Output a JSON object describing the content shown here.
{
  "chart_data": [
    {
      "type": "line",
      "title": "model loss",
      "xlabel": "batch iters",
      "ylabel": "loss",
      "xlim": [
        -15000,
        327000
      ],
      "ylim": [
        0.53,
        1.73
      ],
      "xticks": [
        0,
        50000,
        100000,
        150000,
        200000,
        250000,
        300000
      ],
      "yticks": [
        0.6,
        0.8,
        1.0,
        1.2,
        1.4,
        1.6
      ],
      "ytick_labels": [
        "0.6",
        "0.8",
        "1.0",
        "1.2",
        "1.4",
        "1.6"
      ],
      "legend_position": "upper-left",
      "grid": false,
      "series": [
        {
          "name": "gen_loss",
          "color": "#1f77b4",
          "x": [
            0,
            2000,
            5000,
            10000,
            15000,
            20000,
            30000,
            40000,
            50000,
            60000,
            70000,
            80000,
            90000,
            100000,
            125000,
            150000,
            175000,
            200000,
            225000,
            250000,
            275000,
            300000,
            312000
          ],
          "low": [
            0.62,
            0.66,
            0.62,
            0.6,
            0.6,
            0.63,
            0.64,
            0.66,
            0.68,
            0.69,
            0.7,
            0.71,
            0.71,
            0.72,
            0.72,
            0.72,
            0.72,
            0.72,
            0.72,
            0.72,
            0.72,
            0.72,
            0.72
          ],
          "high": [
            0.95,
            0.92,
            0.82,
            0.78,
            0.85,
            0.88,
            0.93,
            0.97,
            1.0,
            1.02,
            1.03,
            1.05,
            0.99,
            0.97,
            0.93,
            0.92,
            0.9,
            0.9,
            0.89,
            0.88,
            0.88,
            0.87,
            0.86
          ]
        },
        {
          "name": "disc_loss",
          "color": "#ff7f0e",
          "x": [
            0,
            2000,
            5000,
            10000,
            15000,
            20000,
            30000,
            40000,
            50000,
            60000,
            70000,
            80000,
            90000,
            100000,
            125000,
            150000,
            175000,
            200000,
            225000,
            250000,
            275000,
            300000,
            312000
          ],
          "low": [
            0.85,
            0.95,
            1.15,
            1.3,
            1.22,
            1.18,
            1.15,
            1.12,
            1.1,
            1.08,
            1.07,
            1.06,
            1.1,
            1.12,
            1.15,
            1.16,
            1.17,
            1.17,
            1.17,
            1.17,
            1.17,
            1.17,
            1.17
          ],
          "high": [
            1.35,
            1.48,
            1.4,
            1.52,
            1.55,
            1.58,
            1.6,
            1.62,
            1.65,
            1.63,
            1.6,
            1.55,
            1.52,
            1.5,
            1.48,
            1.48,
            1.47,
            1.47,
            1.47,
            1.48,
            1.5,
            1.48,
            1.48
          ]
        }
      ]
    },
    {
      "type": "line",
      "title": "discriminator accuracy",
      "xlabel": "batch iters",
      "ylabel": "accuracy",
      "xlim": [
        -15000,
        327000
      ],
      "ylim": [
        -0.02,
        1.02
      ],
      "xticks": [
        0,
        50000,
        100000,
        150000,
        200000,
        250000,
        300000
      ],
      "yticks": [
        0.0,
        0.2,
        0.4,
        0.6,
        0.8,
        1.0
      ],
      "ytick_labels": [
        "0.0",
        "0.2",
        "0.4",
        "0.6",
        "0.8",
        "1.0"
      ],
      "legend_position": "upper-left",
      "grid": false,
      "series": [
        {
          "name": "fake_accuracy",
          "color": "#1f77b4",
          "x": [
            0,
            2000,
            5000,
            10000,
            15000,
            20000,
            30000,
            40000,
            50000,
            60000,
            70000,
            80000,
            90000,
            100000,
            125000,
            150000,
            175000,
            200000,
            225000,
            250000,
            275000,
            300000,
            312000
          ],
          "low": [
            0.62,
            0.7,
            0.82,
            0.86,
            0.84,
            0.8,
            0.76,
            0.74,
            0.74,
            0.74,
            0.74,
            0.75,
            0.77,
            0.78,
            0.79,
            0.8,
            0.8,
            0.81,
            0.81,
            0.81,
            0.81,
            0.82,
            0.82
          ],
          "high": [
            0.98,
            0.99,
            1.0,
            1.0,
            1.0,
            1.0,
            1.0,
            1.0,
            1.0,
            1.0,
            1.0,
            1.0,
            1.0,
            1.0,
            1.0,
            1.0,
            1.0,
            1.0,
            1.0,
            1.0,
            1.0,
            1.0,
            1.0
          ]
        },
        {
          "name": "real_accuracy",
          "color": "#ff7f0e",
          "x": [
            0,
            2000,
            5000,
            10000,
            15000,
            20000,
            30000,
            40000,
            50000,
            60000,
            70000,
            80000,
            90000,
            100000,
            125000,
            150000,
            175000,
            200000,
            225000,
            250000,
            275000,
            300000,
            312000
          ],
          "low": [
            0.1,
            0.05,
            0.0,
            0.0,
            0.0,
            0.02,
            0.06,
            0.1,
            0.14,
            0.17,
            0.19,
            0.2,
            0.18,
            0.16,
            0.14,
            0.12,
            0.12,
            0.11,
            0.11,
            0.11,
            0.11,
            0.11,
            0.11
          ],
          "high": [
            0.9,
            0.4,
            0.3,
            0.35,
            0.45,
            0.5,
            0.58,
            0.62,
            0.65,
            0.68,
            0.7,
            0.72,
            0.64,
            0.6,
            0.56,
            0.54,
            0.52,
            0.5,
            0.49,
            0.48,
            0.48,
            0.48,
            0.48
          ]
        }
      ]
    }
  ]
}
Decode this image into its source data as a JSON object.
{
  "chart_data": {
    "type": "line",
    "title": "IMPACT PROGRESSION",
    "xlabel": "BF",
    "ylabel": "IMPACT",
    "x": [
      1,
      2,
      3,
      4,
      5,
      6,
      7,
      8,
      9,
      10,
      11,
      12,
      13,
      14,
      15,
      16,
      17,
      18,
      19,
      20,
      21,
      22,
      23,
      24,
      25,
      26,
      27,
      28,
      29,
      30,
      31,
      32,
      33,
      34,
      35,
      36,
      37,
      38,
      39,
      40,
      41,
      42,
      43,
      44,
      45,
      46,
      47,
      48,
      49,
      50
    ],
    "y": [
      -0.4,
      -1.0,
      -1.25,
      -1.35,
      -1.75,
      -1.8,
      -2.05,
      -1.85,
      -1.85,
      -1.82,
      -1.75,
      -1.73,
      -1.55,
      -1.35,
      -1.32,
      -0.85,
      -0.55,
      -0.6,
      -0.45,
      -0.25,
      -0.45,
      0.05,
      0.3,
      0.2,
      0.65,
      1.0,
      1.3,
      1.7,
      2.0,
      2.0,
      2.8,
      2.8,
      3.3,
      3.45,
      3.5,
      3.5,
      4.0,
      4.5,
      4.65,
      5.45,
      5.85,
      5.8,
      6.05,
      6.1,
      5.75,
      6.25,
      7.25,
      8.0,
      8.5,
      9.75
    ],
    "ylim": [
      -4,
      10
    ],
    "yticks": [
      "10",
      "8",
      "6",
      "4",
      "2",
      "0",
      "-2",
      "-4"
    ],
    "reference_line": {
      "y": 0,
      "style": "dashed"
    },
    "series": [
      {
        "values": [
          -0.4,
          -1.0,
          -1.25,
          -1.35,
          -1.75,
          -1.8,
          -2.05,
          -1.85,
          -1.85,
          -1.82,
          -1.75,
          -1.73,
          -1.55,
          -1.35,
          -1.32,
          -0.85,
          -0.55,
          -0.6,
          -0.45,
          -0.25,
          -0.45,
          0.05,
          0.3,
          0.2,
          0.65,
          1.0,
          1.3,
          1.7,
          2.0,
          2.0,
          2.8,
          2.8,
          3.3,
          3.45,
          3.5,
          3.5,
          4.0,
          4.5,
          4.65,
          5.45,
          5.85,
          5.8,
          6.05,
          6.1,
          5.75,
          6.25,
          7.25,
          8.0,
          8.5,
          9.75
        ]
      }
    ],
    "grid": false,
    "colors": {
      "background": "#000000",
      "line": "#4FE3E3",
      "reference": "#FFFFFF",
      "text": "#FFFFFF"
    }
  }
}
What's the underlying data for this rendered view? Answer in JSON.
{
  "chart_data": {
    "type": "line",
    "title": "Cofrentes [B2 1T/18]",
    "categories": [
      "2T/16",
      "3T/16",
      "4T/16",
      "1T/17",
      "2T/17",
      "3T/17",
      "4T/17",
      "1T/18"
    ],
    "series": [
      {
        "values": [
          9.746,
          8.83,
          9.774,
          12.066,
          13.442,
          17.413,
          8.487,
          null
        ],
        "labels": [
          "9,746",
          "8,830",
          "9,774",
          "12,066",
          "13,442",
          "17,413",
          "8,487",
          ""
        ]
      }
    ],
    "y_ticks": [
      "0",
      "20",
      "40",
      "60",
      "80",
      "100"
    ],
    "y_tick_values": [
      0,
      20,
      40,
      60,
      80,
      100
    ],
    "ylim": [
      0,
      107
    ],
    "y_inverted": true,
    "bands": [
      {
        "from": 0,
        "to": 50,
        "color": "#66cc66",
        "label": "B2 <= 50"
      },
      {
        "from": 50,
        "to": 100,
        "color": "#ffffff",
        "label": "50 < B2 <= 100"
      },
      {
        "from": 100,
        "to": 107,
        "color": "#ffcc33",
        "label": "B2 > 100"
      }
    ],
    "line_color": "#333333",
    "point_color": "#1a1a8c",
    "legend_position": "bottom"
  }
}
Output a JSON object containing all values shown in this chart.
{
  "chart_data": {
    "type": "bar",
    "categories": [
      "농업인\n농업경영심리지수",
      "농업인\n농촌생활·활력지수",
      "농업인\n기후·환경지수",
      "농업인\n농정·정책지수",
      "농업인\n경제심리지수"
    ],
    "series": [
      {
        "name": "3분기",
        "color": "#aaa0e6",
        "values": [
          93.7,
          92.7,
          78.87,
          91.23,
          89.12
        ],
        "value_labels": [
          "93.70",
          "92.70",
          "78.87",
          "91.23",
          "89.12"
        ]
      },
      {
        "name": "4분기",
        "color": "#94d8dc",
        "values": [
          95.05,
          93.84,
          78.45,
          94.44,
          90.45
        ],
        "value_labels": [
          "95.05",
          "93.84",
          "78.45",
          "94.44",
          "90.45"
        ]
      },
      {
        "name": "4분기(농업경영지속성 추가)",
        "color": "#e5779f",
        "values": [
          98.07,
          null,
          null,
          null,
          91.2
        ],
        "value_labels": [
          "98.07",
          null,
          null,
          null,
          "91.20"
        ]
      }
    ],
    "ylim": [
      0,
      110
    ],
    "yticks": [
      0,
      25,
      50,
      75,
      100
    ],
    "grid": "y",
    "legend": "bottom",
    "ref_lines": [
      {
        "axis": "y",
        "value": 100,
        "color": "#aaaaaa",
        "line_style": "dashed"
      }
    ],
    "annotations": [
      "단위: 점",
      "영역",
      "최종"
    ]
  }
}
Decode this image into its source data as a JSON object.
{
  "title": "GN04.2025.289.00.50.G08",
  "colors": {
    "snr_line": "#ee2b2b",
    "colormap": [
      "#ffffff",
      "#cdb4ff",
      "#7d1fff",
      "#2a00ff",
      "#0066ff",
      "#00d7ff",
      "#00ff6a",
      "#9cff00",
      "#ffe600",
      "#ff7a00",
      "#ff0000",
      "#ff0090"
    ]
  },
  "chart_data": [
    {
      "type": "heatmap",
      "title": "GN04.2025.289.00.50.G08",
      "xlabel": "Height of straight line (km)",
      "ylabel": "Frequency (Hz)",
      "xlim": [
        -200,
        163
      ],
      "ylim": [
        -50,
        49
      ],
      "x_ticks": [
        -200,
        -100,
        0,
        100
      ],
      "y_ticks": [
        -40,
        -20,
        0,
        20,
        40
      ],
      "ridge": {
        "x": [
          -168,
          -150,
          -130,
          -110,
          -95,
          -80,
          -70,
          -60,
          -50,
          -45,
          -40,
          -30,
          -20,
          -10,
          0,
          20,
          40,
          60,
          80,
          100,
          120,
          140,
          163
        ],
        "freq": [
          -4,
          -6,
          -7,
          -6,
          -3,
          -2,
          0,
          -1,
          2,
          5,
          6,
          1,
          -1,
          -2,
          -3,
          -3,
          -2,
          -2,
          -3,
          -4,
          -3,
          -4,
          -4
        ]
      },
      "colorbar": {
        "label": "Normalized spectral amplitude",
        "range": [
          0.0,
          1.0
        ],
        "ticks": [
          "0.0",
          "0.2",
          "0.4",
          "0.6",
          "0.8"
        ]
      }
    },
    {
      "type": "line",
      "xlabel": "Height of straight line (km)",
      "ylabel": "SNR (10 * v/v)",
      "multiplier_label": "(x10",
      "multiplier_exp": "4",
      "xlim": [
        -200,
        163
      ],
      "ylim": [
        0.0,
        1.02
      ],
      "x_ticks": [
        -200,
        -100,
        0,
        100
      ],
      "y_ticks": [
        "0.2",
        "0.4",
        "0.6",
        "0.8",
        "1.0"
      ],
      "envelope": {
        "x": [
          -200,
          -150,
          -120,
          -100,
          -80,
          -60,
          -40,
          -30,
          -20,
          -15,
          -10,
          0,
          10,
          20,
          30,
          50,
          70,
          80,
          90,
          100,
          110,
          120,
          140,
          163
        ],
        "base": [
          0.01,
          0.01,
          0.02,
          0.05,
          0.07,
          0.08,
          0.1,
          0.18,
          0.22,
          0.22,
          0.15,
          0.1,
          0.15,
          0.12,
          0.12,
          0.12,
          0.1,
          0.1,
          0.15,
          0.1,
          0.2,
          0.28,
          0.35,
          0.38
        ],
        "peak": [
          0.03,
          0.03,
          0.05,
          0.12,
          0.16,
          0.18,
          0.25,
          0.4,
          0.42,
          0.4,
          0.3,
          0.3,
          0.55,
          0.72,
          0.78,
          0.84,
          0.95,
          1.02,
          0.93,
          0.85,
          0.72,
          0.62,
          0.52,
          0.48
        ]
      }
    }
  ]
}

━━━━━━━━━━━━━━━━━━━━━━━━━━━━━━

**TASK REQUIREMENTS**: Using the records above, copy every line that has the word "grid" in it.

**EXERCISE RESULT**:
      "grid": false,
      "grid": false,
    "grid": false,
    "grid": "y",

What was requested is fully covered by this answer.